Lines containing the string "freezing" are to be counted; report only how many there are.

------------------------

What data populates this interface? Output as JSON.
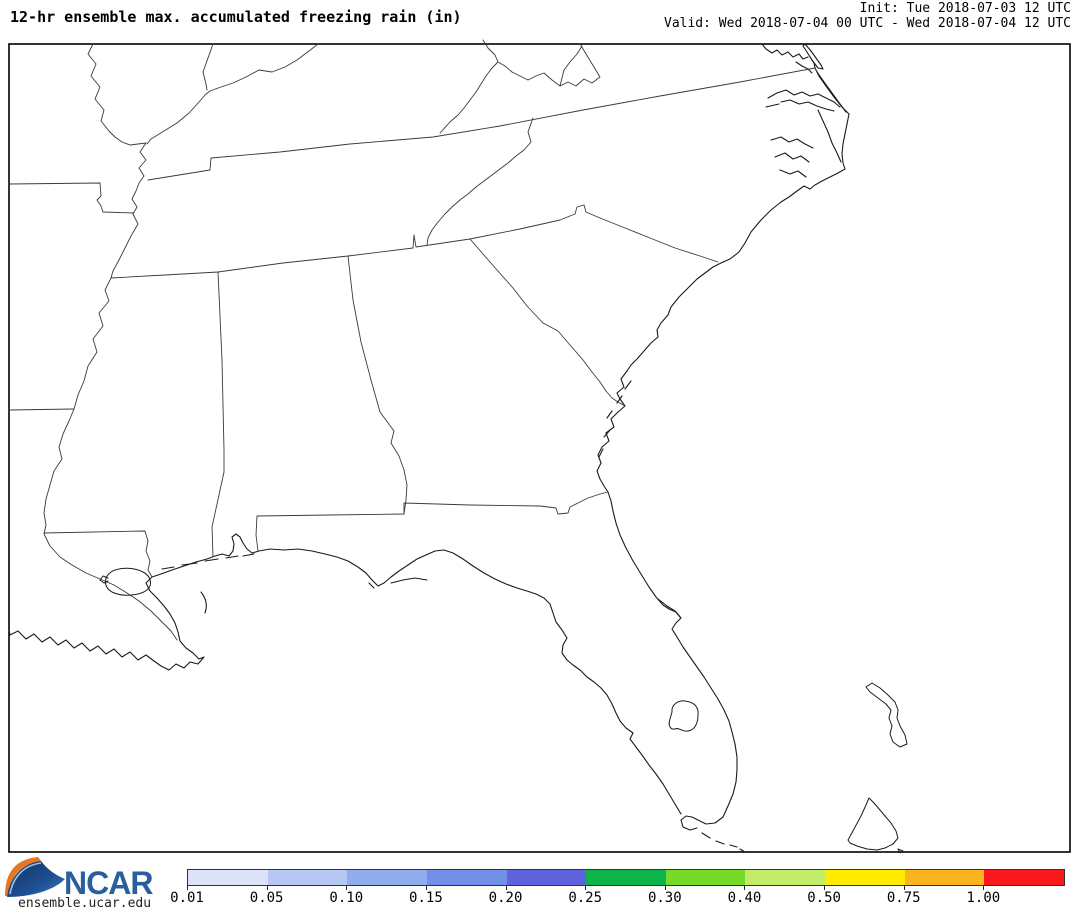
{
  "header": {
    "title": "12-hr ensemble max. accumulated freezing rain (in)",
    "init_line": "Init: Tue 2018-07-03 12 UTC",
    "valid_line": "Valid: Wed 2018-07-04 00 UTC - Wed 2018-07-04 12 UTC"
  },
  "branding": {
    "logo_text": "NCAR",
    "site": "ensemble.ucar.edu"
  },
  "colorbar": {
    "units": "in",
    "tick_labels": [
      "0.01",
      "0.05",
      "0.10",
      "0.15",
      "0.20",
      "0.25",
      "0.30",
      "0.40",
      "0.50",
      "0.75",
      "1.00"
    ],
    "levels": [
      0.01,
      0.05,
      0.1,
      0.15,
      0.2,
      0.25,
      0.3,
      0.4,
      0.5,
      0.75,
      1.0
    ],
    "segment_colors": [
      "#dce3f8",
      "#b6c7f1",
      "#90aeee",
      "#7390e9",
      "#5e62dc",
      "#0cb44b",
      "#77da27",
      "#c3ec69",
      "#ffec01",
      "#fcb41e",
      "#fa1a1d"
    ]
  },
  "map": {
    "field_note": "no accumulated freezing rain shaded on map"
  }
}
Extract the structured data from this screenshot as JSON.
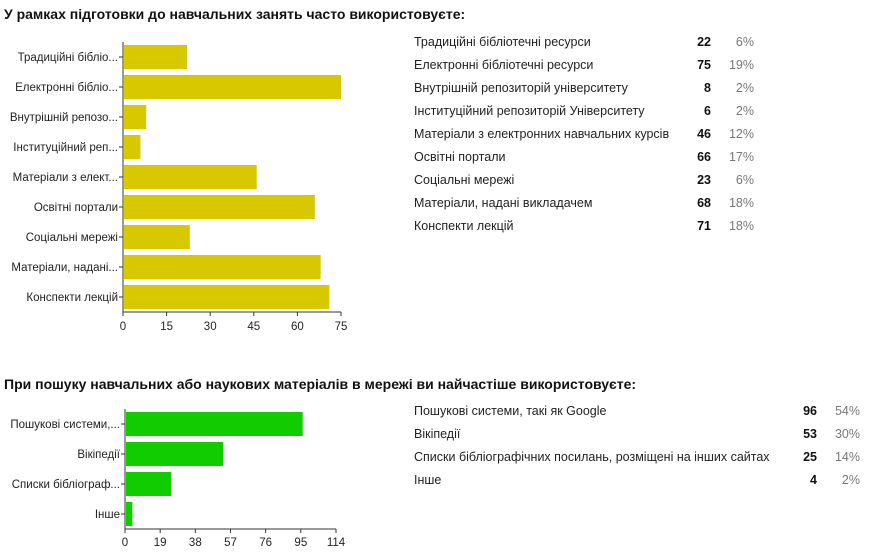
{
  "chart_data": [
    {
      "type": "bar",
      "orientation": "horizontal",
      "title": "У рамках підготовки до навчальних занять часто використовуєте:",
      "categories": [
        "Традиційні бібліо...",
        "Електронні бібліо...",
        "Внутрішній репозо...",
        "Інституційний реп...",
        "Матеріали з елект...",
        "Освітні портали",
        "Соціальні мережі",
        "Матеріали, надані...",
        "Конспекти лекцій"
      ],
      "values": [
        22,
        75,
        8,
        6,
        46,
        66,
        23,
        68,
        71
      ],
      "x_ticks": [
        "0",
        "15",
        "30",
        "45",
        "60",
        "75"
      ],
      "xlim": [
        0,
        75
      ],
      "bar_color": "#d8c800",
      "legend": [
        {
          "label": "Традиційні бібліотечні ресурси",
          "count": "22",
          "percent": "6%"
        },
        {
          "label": "Електронні бібліотечні ресурси",
          "count": "75",
          "percent": "19%"
        },
        {
          "label": "Внутрішній репозиторій університету",
          "count": "8",
          "percent": "2%"
        },
        {
          "label": "Інституційний репозиторій Університету",
          "count": "6",
          "percent": "2%"
        },
        {
          "label": "Матеріали з електронних навчальних курсів",
          "count": "46",
          "percent": "12%"
        },
        {
          "label": "Освітні портали",
          "count": "66",
          "percent": "17%"
        },
        {
          "label": "Соціальні мережі",
          "count": "23",
          "percent": "6%"
        },
        {
          "label": "Матеріали, надані викладачем",
          "count": "68",
          "percent": "18%"
        },
        {
          "label": "Конспекти лекцій",
          "count": "71",
          "percent": "18%"
        }
      ]
    },
    {
      "type": "bar",
      "orientation": "horizontal",
      "title": "При пошуку навчальних або наукових матеріалів в мережі ви найчастіше використовуєте:",
      "categories": [
        "Пошукові системи,...",
        "Вікіпедії",
        "Списки бібліограф...",
        "Інше"
      ],
      "values": [
        96,
        53,
        25,
        4
      ],
      "x_ticks": [
        "0",
        "19",
        "38",
        "57",
        "76",
        "95",
        "114"
      ],
      "xlim": [
        0,
        114
      ],
      "bar_color": "#11cc00",
      "legend": [
        {
          "label": "Пошукові системи, такі як Google",
          "count": "96",
          "percent": "54%"
        },
        {
          "label": "Вікіпедії",
          "count": "53",
          "percent": "30%"
        },
        {
          "label": "Списки бібліографічних посилань, розміщені на інших сайтах",
          "count": "25",
          "percent": "14%"
        },
        {
          "label": "Інше",
          "count": "4",
          "percent": "2%"
        }
      ]
    }
  ]
}
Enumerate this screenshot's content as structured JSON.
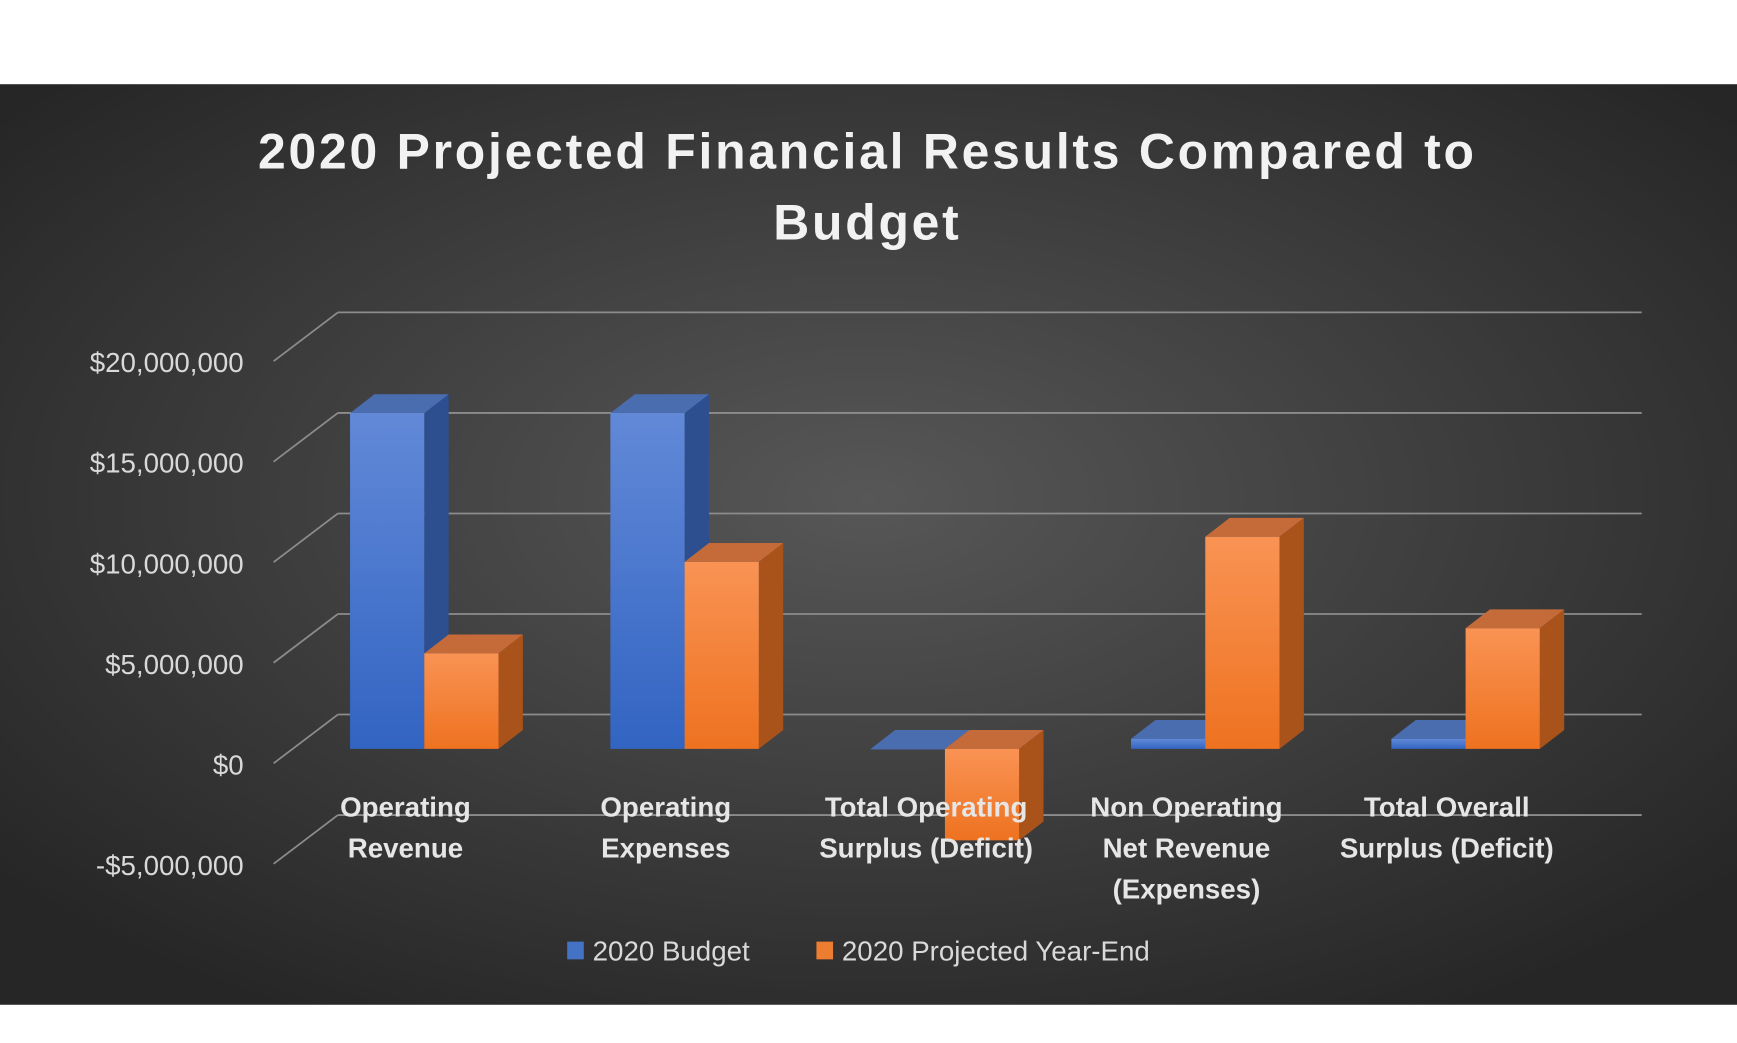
{
  "chart_data": {
    "type": "bar",
    "style": "3d-clustered-column",
    "title": "2020 Projected Financial Results Compared to Budget",
    "title_lines": [
      "2020 Projected Financial Results Compared to",
      "Budget"
    ],
    "xlabel": "",
    "ylabel": "",
    "categories": [
      "Operating Revenue",
      "Operating Expenses",
      "Total Operating Surplus (Deficit)",
      "Non Operating Net Revenue (Expenses)",
      "Total Overall Surplus (Deficit)"
    ],
    "category_lines": [
      [
        "Operating",
        "Revenue"
      ],
      [
        "Operating",
        "Expenses"
      ],
      [
        "Total Operating",
        "Surplus (Deficit)"
      ],
      [
        "Non Operating",
        "Net Revenue",
        "(Expenses)"
      ],
      [
        "Total Overall",
        "Surplus (Deficit)"
      ]
    ],
    "series": [
      {
        "name": "2020 Budget",
        "color": "#4472c4",
        "values": [
          16700000,
          16700000,
          0,
          500000,
          500000
        ]
      },
      {
        "name": "2020 Projected Year-End",
        "color": "#ed7d31",
        "values": [
          4750000,
          9300000,
          -4550000,
          10550000,
          6000000
        ]
      }
    ],
    "ylim": [
      -5000000,
      20000000
    ],
    "yticks": [
      -5000000,
      0,
      5000000,
      10000000,
      15000000,
      20000000
    ],
    "ytick_labels": [
      "-$5,000,000",
      "$0",
      "$5,000,000",
      "$10,000,000",
      "$15,000,000",
      "$20,000,000"
    ],
    "grid": true,
    "legend_position": "bottom",
    "background": "dark-gray-radial"
  }
}
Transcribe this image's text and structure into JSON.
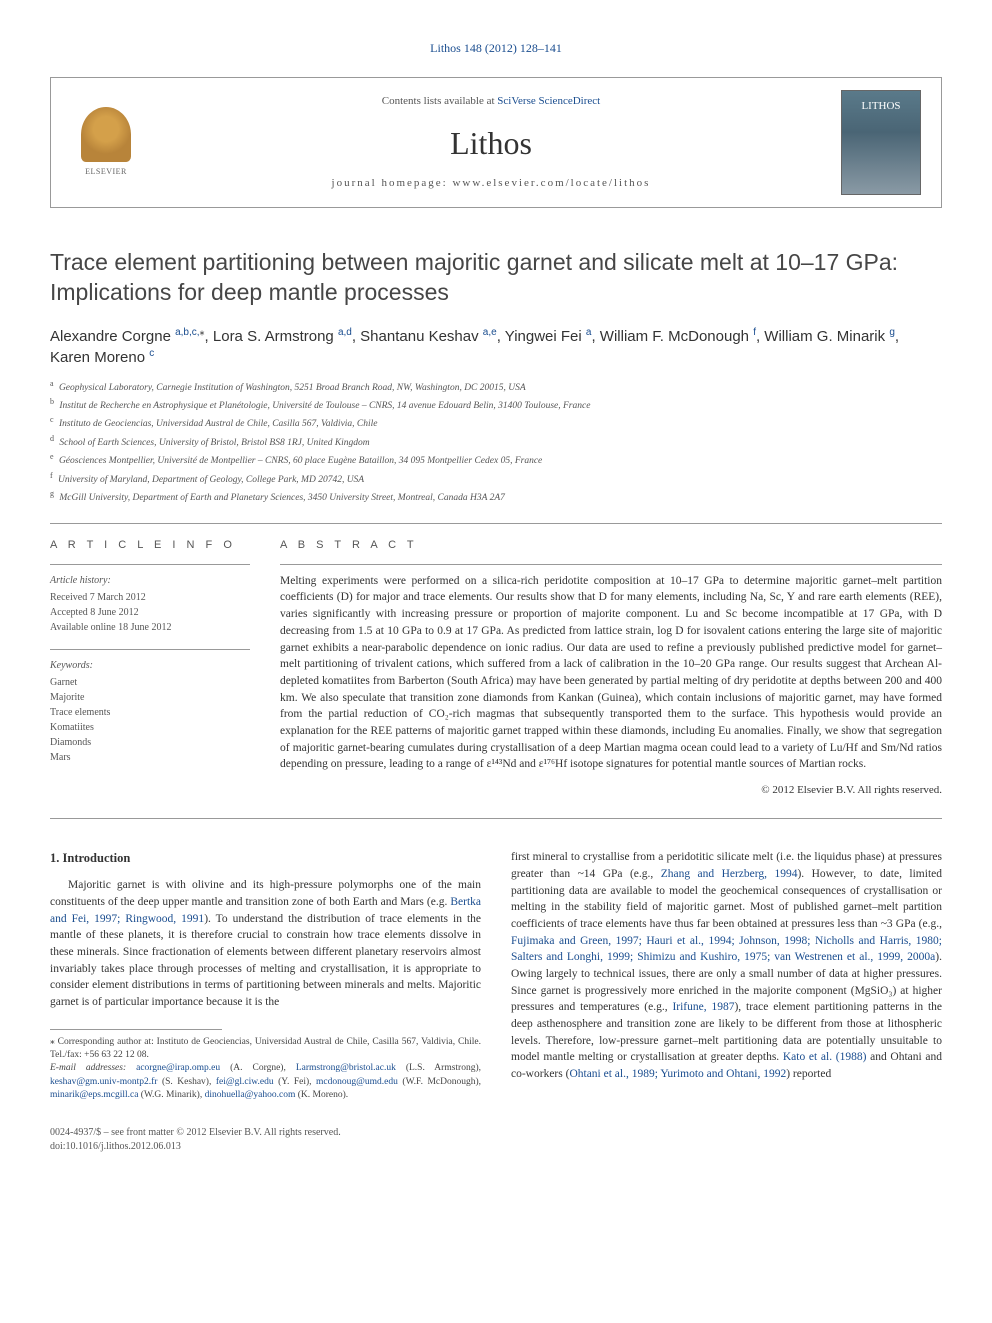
{
  "top_link": "Lithos 148 (2012) 128–141",
  "header": {
    "contents_prefix": "Contents lists available at ",
    "contents_link": "SciVerse ScienceDirect",
    "journal": "Lithos",
    "homepage_prefix": "journal homepage: ",
    "homepage_url": "www.elsevier.com/locate/lithos",
    "elsevier_label": "ELSEVIER",
    "cover_label": "LITHOS"
  },
  "title_line1": "Trace element partitioning between majoritic garnet and silicate melt at 10–17 GPa:",
  "title_line2": "Implications for deep mantle processes",
  "authors_html": "Alexandre Corgne ",
  "authors": [
    {
      "name": "Alexandre Corgne ",
      "sup": "a,b,c,",
      "star": true
    },
    {
      "name": ", Lora S. Armstrong ",
      "sup": "a,d"
    },
    {
      "name": ", Shantanu Keshav ",
      "sup": "a,e"
    },
    {
      "name": ", Yingwei Fei ",
      "sup": "a"
    },
    {
      "name": ", William F. McDonough ",
      "sup": "f"
    },
    {
      "name": ", William G. Minarik ",
      "sup": "g"
    },
    {
      "name": ", Karen Moreno ",
      "sup": "c"
    }
  ],
  "affiliations": [
    {
      "key": "a",
      "text": "Geophysical Laboratory, Carnegie Institution of Washington, 5251 Broad Branch Road, NW, Washington, DC 20015, USA"
    },
    {
      "key": "b",
      "text": "Institut de Recherche en Astrophysique et Planétologie, Université de Toulouse – CNRS, 14 avenue Edouard Belin, 31400 Toulouse, France"
    },
    {
      "key": "c",
      "text": "Instituto de Geociencias, Universidad Austral de Chile, Casilla 567, Valdivia, Chile"
    },
    {
      "key": "d",
      "text": "School of Earth Sciences, University of Bristol, Bristol BS8 1RJ, United Kingdom"
    },
    {
      "key": "e",
      "text": "Géosciences Montpellier, Université de Montpellier – CNRS, 60 place Eugène Bataillon, 34 095 Montpellier Cedex 05, France"
    },
    {
      "key": "f",
      "text": "University of Maryland, Department of Geology, College Park, MD 20742, USA"
    },
    {
      "key": "g",
      "text": "McGill University, Department of Earth and Planetary Sciences, 3450 University Street, Montreal, Canada H3A 2A7"
    }
  ],
  "article_info_heading": "A R T I C L E   I N F O",
  "abstract_heading": "A B S T R A C T",
  "history": {
    "label": "Article history:",
    "received": "Received 7 March 2012",
    "accepted": "Accepted 8 June 2012",
    "online": "Available online 18 June 2012"
  },
  "keywords": {
    "label": "Keywords:",
    "items": [
      "Garnet",
      "Majorite",
      "Trace elements",
      "Komatiites",
      "Diamonds",
      "Mars"
    ]
  },
  "abstract": "Melting experiments were performed on a silica-rich peridotite composition at 10–17 GPa to determine majoritic garnet–melt partition coefficients (D) for major and trace elements. Our results show that D for many elements, including Na, Sc, Y and rare earth elements (REE), varies significantly with increasing pressure or proportion of majorite component. Lu and Sc become incompatible at 17 GPa, with D decreasing from 1.5 at 10 GPa to 0.9 at 17 GPa. As predicted from lattice strain, log D for isovalent cations entering the large site of majoritic garnet exhibits a near-parabolic dependence on ionic radius. Our data are used to refine a previously published predictive model for garnet–melt partitioning of trivalent cations, which suffered from a lack of calibration in the 10–20 GPa range. Our results suggest that Archean Al-depleted komatiites from Barberton (South Africa) may have been generated by partial melting of dry peridotite at depths between 200 and 400 km. We also speculate that transition zone diamonds from Kankan (Guinea), which contain inclusions of majoritic garnet, may have formed from the partial reduction of CO₂-rich magmas that subsequently transported them to the surface. This hypothesis would provide an explanation for the REE patterns of majoritic garnet trapped within these diamonds, including Eu anomalies. Finally, we show that segregation of majoritic garnet-bearing cumulates during crystallisation of a deep Martian magma ocean could lead to a variety of Lu/Hf and Sm/Nd ratios depending on pressure, leading to a range of ε¹⁴³Nd and ε¹⁷⁶Hf isotope signatures for potential mantle sources of Martian rocks.",
  "copyright": "© 2012 Elsevier B.V. All rights reserved.",
  "intro_heading": "1. Introduction",
  "intro_col1_pre": "Majoritic garnet is with olivine and its high-pressure polymorphs one of the main constituents of the deep upper mantle and transition zone of both Earth and Mars (e.g. ",
  "intro_col1_link1": "Bertka and Fei, 1997; Ringwood, 1991",
  "intro_col1_post": "). To understand the distribution of trace elements in the mantle of these planets, it is therefore crucial to constrain how trace elements dissolve in these minerals. Since fractionation of elements between different planetary reservoirs almost invariably takes place through processes of melting and crystallisation, it is appropriate to consider element distributions in terms of partitioning between minerals and melts. Majoritic garnet is of particular importance because it is the",
  "intro_col2_pre": "first mineral to crystallise from a peridotitic silicate melt (i.e. the liquidus phase) at pressures greater than ~14 GPa (e.g., ",
  "intro_col2_link1": "Zhang and Herzberg, 1994",
  "intro_col2_mid1": "). However, to date, limited partitioning data are available to model the geochemical consequences of crystallisation or melting in the stability field of majoritic garnet. Most of published garnet–melt partition coefficients of trace elements have thus far been obtained at pressures less than ~3 GPa (e.g., ",
  "intro_col2_link2": "Fujimaka and Green, 1997; Hauri et al., 1994; Johnson, 1998; Nicholls and Harris, 1980; Salters and Longhi, 1999; Shimizu and Kushiro, 1975; van Westrenen et al., 1999, 2000a",
  "intro_col2_mid2": "). Owing largely to technical issues, there are only a small number of data at higher pressures. Since garnet is progressively more enriched in the majorite component (MgSiO₃) at higher pressures and temperatures (e.g., ",
  "intro_col2_link3": "Irifune, 1987",
  "intro_col2_mid3": "), trace element partitioning patterns in the deep asthenosphere and transition zone are likely to be different from those at lithospheric levels. Therefore, low-pressure garnet–melt partitioning data are potentially unsuitable to model mantle melting or crystallisation at greater depths. ",
  "intro_col2_link4": "Kato et al. (1988)",
  "intro_col2_mid4": " and Ohtani and co-workers (",
  "intro_col2_link5": "Ohtani et al., 1989; Yurimoto and Ohtani, 1992",
  "intro_col2_end": ") reported",
  "footnote_corr_label": "⁎ Corresponding author at: Instituto de Geociencias, Universidad Austral de Chile, Casilla 567, Valdivia, Chile. Tel./fax: +56 63 22 12 08.",
  "footnote_emails_label": "E-mail addresses: ",
  "emails": [
    {
      "addr": "acorgne@irap.omp.eu",
      "who": "(A. Corgne)"
    },
    {
      "addr": "Larmstrong@bristol.ac.uk",
      "who": "(L.S. Armstrong)"
    },
    {
      "addr": "keshav@gm.univ-montp2.fr",
      "who": "(S. Keshav)"
    },
    {
      "addr": "fei@gl.ciw.edu",
      "who": "(Y. Fei)"
    },
    {
      "addr": "mcdonoug@umd.edu",
      "who": "(W.F. McDonough)"
    },
    {
      "addr": "minarik@eps.mcgill.ca",
      "who": "(W.G. Minarik)"
    },
    {
      "addr": "dinohuella@yahoo.com",
      "who": "(K. Moreno)"
    }
  ],
  "footer_issn": "0024-4937/$ – see front matter © 2012 Elsevier B.V. All rights reserved.",
  "footer_doi": "doi:10.1016/j.lithos.2012.06.013",
  "colors": {
    "link": "#1a4d8f",
    "text": "#333333",
    "muted": "#555555",
    "rule": "#999999"
  }
}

------------------------

◆ Answer:
2